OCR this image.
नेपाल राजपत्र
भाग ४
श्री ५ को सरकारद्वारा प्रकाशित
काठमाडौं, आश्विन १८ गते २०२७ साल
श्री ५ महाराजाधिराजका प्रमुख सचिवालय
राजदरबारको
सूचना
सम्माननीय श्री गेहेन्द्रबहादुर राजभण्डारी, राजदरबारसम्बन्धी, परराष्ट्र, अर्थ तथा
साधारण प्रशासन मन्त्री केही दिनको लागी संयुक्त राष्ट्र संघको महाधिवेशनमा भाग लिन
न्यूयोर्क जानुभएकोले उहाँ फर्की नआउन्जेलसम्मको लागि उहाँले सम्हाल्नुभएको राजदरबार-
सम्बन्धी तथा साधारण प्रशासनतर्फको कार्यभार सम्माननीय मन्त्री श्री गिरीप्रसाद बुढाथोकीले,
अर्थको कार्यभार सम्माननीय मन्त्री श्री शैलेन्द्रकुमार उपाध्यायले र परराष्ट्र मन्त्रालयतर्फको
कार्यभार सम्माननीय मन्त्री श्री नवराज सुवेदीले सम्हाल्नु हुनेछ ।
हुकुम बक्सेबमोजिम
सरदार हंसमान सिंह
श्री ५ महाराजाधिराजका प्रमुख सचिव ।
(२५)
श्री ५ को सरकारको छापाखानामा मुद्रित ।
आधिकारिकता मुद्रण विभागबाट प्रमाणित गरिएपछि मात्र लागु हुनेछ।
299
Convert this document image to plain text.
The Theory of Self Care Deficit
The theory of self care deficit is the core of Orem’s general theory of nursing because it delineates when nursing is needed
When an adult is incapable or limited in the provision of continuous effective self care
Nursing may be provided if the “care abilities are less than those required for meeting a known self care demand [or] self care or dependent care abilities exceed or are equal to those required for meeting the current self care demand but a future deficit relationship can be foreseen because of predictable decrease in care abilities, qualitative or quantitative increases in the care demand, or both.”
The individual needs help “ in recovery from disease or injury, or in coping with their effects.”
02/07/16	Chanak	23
§ §
Once more, set down the full listing, verbatim.

OCR this image.
नेपाल राजपत्र
भाग ४
श्री ५ को सरकारद्वारा प्रकाशित
काठमाडौं, आश्विन १८ गते २०२७ साल
श्री ५ महाराजाधिराजका प्रमुख सचिवालय
राजदरबारको
सूचना
सम्माननीय श्री गेहेन्द्रबहादुर राजभण्डारी, राजदरबारसम्बन्धी, परराष्ट्र, अर्थ तथा
साधारण प्रशासन मन्त्री केही दिनको लागी संयुक्त राष्ट्र संघको महाधिवेशनमा भाग लिन
न्यूयोर्क जानुभएकोले उहाँ फर्की नआउन्जेलसम्मको लागि उहाँले सम्हाल्नुभएको राजदरबार-
सम्बन्धी तथा साधारण प्रशासनतर्फको कार्यभार सम्माननीय मन्त्री श्री गिरीप्रसाद बुढाथोकीले,
अर्थको कार्यभार सम्माननीय मन्त्री श्री शैलेन्द्रकुमार उपाध्यायले र परराष्ट्र मन्त्रालयतर्फको
कार्यभार सम्माननीय मन्त्री श्री नवराज सुवेदीले सम्हाल्नु हुनेछ ।
हुकुम बक्सेबमोजिम
सरदार हंसमान सिंह
श्री ५ महाराजाधिराजका प्रमुख सचिव ।
(२५)
श्री ५ को सरकारको छापाखानामा मुद्रित ।
आधिकारिकता मुद्रण विभागबाट प्रमाणित गरिएपछि मात्र लागु हुनेछ।
299
Convert this document image to plain text.
The Theory of Self Care Deficit
The theory of self care deficit is the core of Orem’s general theory of nursing because it delineates when nursing is needed
When an adult is incapable or limited in the provision of continuous effective self care
Nursing may be provided if the “care abilities are less than those required for meeting a known self care demand [or] self care or dependent care abilities exceed or are equal to those required for meeting the current self care demand but a future deficit relationship can be foreseen because of predictable decrease in care abilities, qualitative or quantitative increases in the care demand, or both.”
The individual needs help “ in recovery from disease or injury, or in coping with their effects.”
02/07/16	Chanak	23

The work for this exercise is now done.